- Directions for this task -
Pick out the lines in the listing below that contain the word "subtitle" and copy them.

-------- Records shown

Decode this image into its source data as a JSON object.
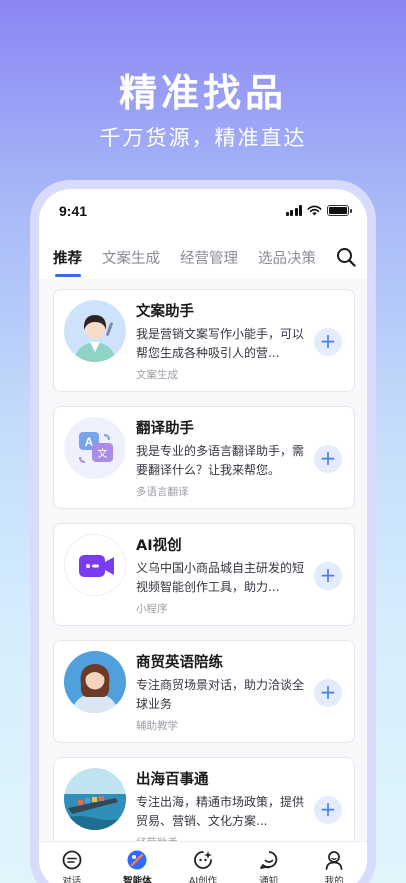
{
  "hero": {
    "title": "精准找品",
    "subtitle": "千万货源，精准直达"
  },
  "status_bar": {
    "time": "9:41"
  },
  "tabs": [
    {
      "label": "推荐"
    },
    {
      "label": "文案生成"
    },
    {
      "label": "经营管理"
    },
    {
      "label": "选品决策"
    }
  ],
  "cards": [
    {
      "name": "文案助手",
      "desc": "我是营销文案写作小能手，可以帮您生成各种吸引人的营...",
      "tag": "文案生成",
      "add": "+"
    },
    {
      "name": "翻译助手",
      "desc": "我是专业的多语言翻译助手，需要翻译什么？让我来帮您。",
      "tag": "多语言翻译",
      "add": "+"
    },
    {
      "name": "AI视创",
      "desc": "义乌中国小商品城自主研发的短视频智能创作工具，助力...",
      "tag": "小程序",
      "add": "+"
    },
    {
      "name": "商贸英语陪练",
      "desc": "专注商贸场景对话，助力洽谈全球业务",
      "tag": "辅助教学",
      "add": "+"
    },
    {
      "name": "出海百事通",
      "desc": "专注出海，精通市场政策，提供贸易、营销、文化方案...",
      "tag": "经营助手",
      "add": "+"
    }
  ],
  "bottom_nav": [
    {
      "label": "对话",
      "icon": "chat-icon"
    },
    {
      "label": "智能体",
      "icon": "agent-icon",
      "active": true
    },
    {
      "label": "AI创作",
      "icon": "ai-create-icon"
    },
    {
      "label": "通知",
      "icon": "notification-icon"
    },
    {
      "label": "我的",
      "icon": "profile-icon"
    }
  ],
  "colors": {
    "accent": "#2f6bff",
    "add_button_bg": "#e4ecfb",
    "hero_gradient_top": "#8a86f4"
  }
}
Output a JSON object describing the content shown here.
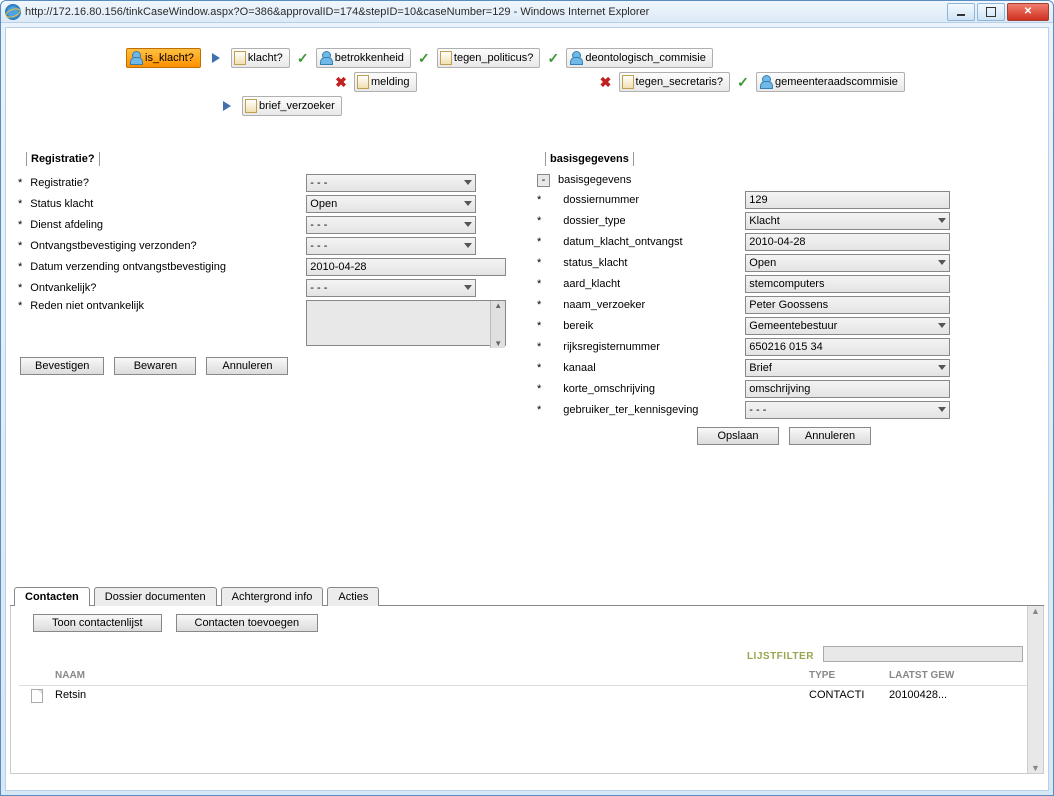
{
  "window": {
    "title": "http://172.16.80.156/tinkCaseWindow.aspx?O=386&approvalID=174&stepID=10&caseNumber=129 - Windows Internet Explorer"
  },
  "workflow": {
    "row1": [
      "is_klacht?",
      "klacht?",
      "betrokkenheid",
      "tegen_politicus?",
      "deontologisch_commisie"
    ],
    "row2_right": [
      "tegen_secretaris?",
      "gemeenteraadscommisie"
    ],
    "row2_left": "melding",
    "row3": "brief_verzoeker"
  },
  "left_panel": {
    "title": "Registratie?",
    "fields": {
      "registratie_label": "Registratie?",
      "registratie_value": "- - -",
      "status_label": "Status klacht",
      "status_value": "Open",
      "dienst_label": "Dienst afdeling",
      "dienst_value": "- - -",
      "ontvangst_label": "Ontvangstbevestiging verzonden?",
      "ontvangst_value": "- - -",
      "datum_label": "Datum verzending ontvangstbevestiging",
      "datum_value": "2010-04-28",
      "ontvankelijk_label": "Ontvankelijk?",
      "ontvankelijk_value": "- - -",
      "reden_label": "Reden niet ontvankelijk",
      "reden_value": ""
    },
    "buttons": {
      "confirm": "Bevestigen",
      "save": "Bewaren",
      "cancel": "Annuleren"
    }
  },
  "right_panel": {
    "title": "basisgegevens",
    "subtitle": "basisgegevens",
    "fields": {
      "dossiernummer_label": "dossiernummer",
      "dossiernummer_value": "129",
      "dossier_type_label": "dossier_type",
      "dossier_type_value": "Klacht",
      "datum_kl_label": "datum_klacht_ontvangst",
      "datum_kl_value": "2010-04-28",
      "status_label": "status_klacht",
      "status_value": "Open",
      "aard_label": "aard_klacht",
      "aard_value": "stemcomputers",
      "naam_label": "naam_verzoeker",
      "naam_value": "Peter Goossens",
      "bereik_label": "bereik",
      "bereik_value": "Gemeentebestuur",
      "rijks_label": "rijksregisternummer",
      "rijks_value": "650216 015 34",
      "kanaal_label": "kanaal",
      "kanaal_value": "Brief",
      "korte_label": "korte_omschrijving",
      "korte_value": "omschrijving",
      "gebruiker_label": "gebruiker_ter_kennisgeving",
      "gebruiker_value": "- - -"
    },
    "buttons": {
      "save": "Opslaan",
      "cancel": "Annuleren"
    }
  },
  "tabs": {
    "contacten": "Contacten",
    "documenten": "Dossier documenten",
    "achtergrond": "Achtergrond info",
    "acties": "Acties"
  },
  "contacts": {
    "show_list": "Toon contactenlijst",
    "add": "Contacten toevoegen",
    "filter_label": "LIJSTFILTER",
    "columns": {
      "naam": "NAAM",
      "type": "TYPE",
      "laatst": "LAATST GEW"
    },
    "rows": [
      {
        "naam": "Retsin",
        "type": "CONTACTI",
        "date": "20100428..."
      }
    ]
  }
}
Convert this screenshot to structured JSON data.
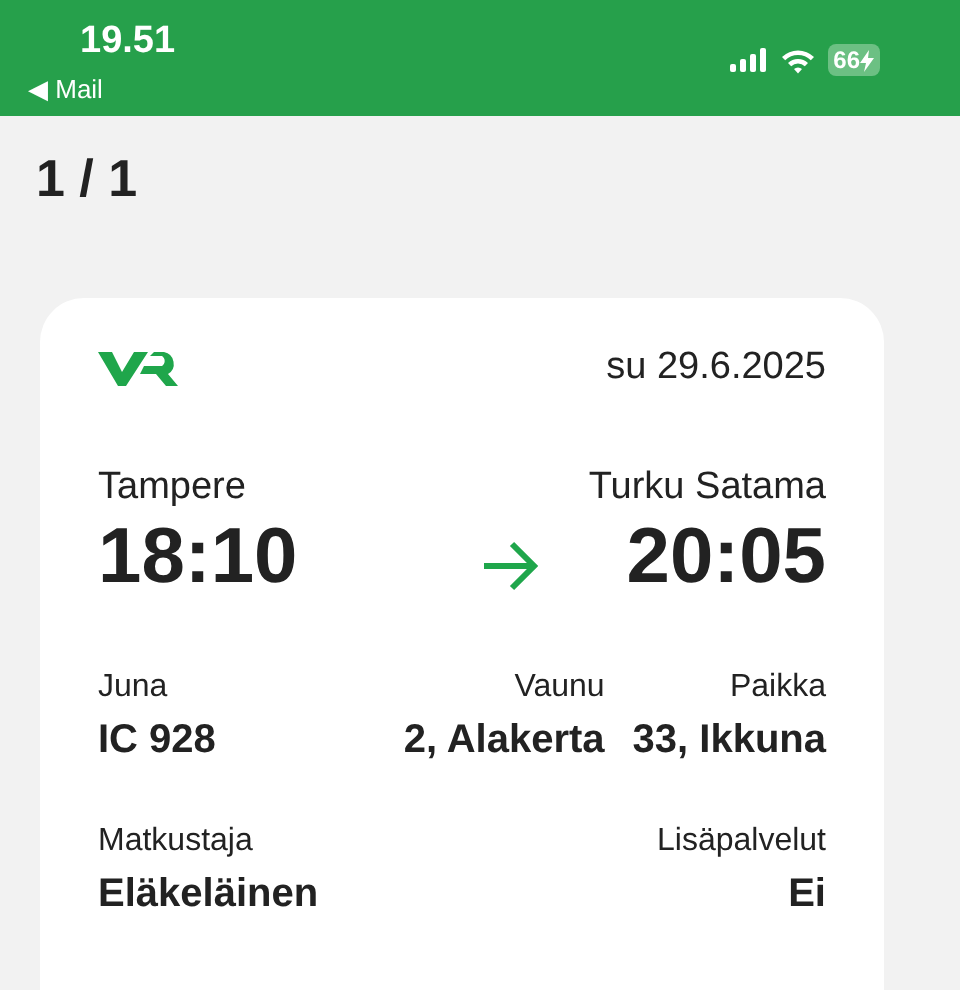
{
  "status_bar": {
    "time": "19.51",
    "back": "◀ Mail",
    "battery": "66"
  },
  "page_counter": "1 / 1",
  "ticket": {
    "date": "su 29.6.2025",
    "from": {
      "station": "Tampere",
      "time": "18:10"
    },
    "to": {
      "station": "Turku Satama",
      "time": "20:05"
    },
    "details": [
      {
        "label": "Juna",
        "value": "IC 928"
      },
      {
        "label": "Vaunu",
        "value": "2, Alakerta"
      },
      {
        "label": "Paikka",
        "value": "33, Ikkuna"
      }
    ],
    "extra": [
      {
        "label": "Matkustaja",
        "value": "Eläkeläinen"
      },
      {
        "label": "Lisäpalvelut",
        "value": "Ei"
      }
    ]
  }
}
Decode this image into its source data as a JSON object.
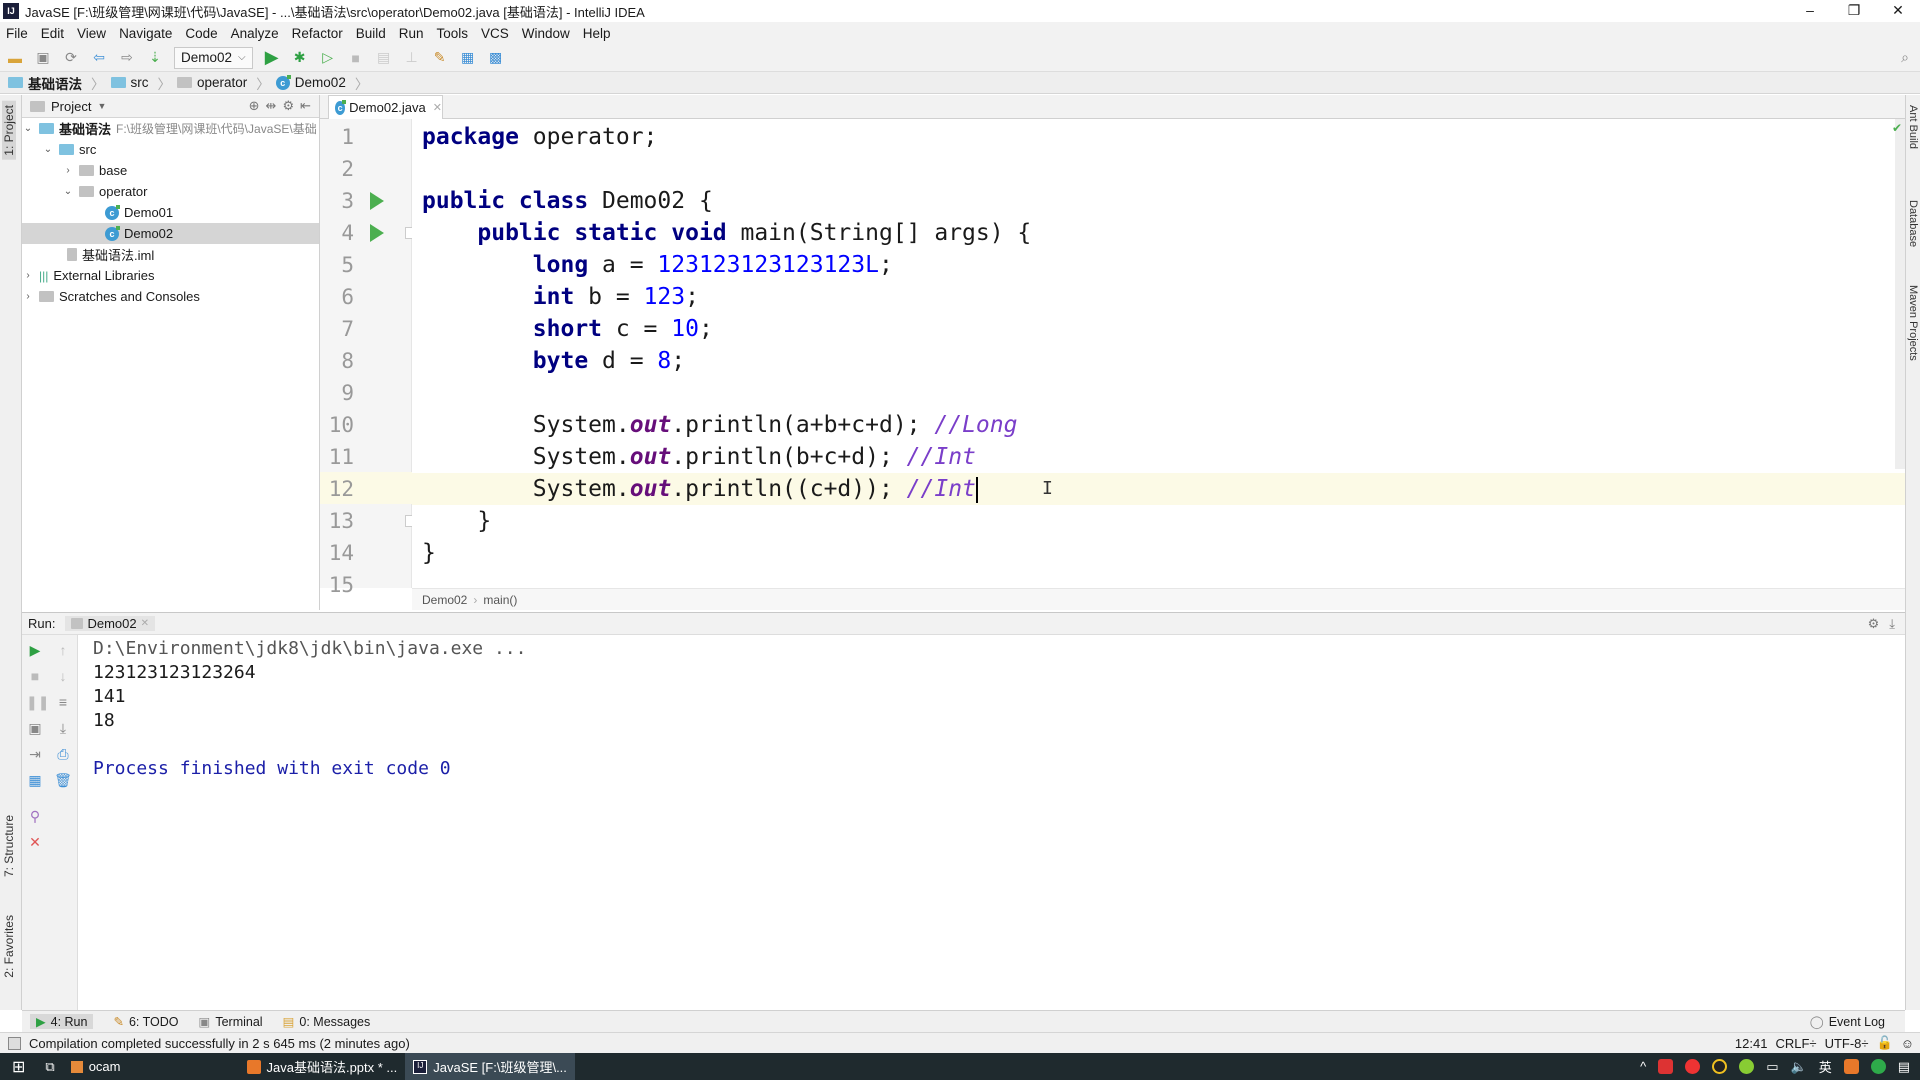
{
  "window": {
    "title": "JavaSE [F:\\班级管理\\网课班\\代码\\JavaSE] - ...\\基础语法\\src\\operator\\Demo02.java [基础语法] - IntelliJ IDEA"
  },
  "menu": [
    "File",
    "Edit",
    "View",
    "Navigate",
    "Code",
    "Analyze",
    "Refactor",
    "Build",
    "Run",
    "Tools",
    "VCS",
    "Window",
    "Help"
  ],
  "toolbar": {
    "run_config": "Demo02"
  },
  "navbar": {
    "crumbs": [
      "基础语法",
      "src",
      "operator",
      "Demo02"
    ]
  },
  "left_stripe": {
    "project": "1: Project",
    "structure": "7: Structure",
    "favorites": "2: Favorites"
  },
  "right_stripe": {
    "ant": "Ant Build",
    "database": "Database",
    "maven": "Maven Projects"
  },
  "project_panel": {
    "title": "Project",
    "root": {
      "name": "基础语法",
      "path": "F:\\班级管理\\网课班\\代码\\JavaSE\\基础"
    },
    "items": [
      "src",
      "base",
      "operator",
      "Demo01",
      "Demo02",
      "基础语法.iml",
      "External Libraries",
      "Scratches and Consoles"
    ],
    "selected": "Demo02"
  },
  "editor": {
    "tab": "Demo02.java",
    "line_numbers": [
      "1",
      "2",
      "3",
      "4",
      "5",
      "6",
      "7",
      "8",
      "9",
      "10",
      "11",
      "12",
      "13",
      "14",
      "15"
    ],
    "current_line": 12,
    "breadcrumb": [
      "Demo02",
      "main()"
    ],
    "code": {
      "l1": [
        "package",
        " operator;"
      ],
      "l3": [
        "public class",
        " Demo02 {"
      ],
      "l4": [
        "    public static void",
        " main(String[] args) {"
      ],
      "l5": [
        "        long",
        " a = ",
        "123123123123123L",
        ";"
      ],
      "l6": [
        "        int",
        " b = ",
        "123",
        ";"
      ],
      "l7": [
        "        short",
        " c = ",
        "10",
        ";"
      ],
      "l8": [
        "        byte",
        " d = ",
        "8",
        ";"
      ],
      "l10": [
        "        System.",
        "out",
        ".println(a+b+c+d); ",
        "//Long"
      ],
      "l11": [
        "        System.",
        "out",
        ".println(b+c+d); ",
        "//Int"
      ],
      "l12": [
        "        System.",
        "out",
        ".println((c+d)); ",
        "//Int"
      ],
      "l13": "    }",
      "l14": "}"
    }
  },
  "run_panel": {
    "label": "Run:",
    "tab": "Demo02",
    "output": [
      "D:\\Environment\\jdk8\\jdk\\bin\\java.exe ...",
      "123123123123264",
      "141",
      "18",
      "",
      "Process finished with exit code 0"
    ]
  },
  "tool_tabs": [
    "4: Run",
    "6: TODO",
    "Terminal",
    "0: Messages",
    "Event Log"
  ],
  "status": {
    "message": "Compilation completed successfully in 2 s 645 ms (2 minutes ago)",
    "position": "12:41",
    "line_sep": "CRLF÷",
    "encoding": "UTF-8÷"
  },
  "taskbar": {
    "items": [
      "ocam",
      "Java基础语法.pptx * ...",
      "JavaSE [F:\\班级管理\\..."
    ],
    "ime": "英"
  },
  "colors": {
    "keyword": "#000080",
    "number": "#0000ff",
    "comment": "#7a3ec9",
    "field": "#660e7a",
    "run_green": "#4caf50",
    "current_line": "#fcfae6"
  }
}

----------------

- Finished exercise -
    "subtitle": "千万货源，精准直达"
    "subtitle": "basisgegevens",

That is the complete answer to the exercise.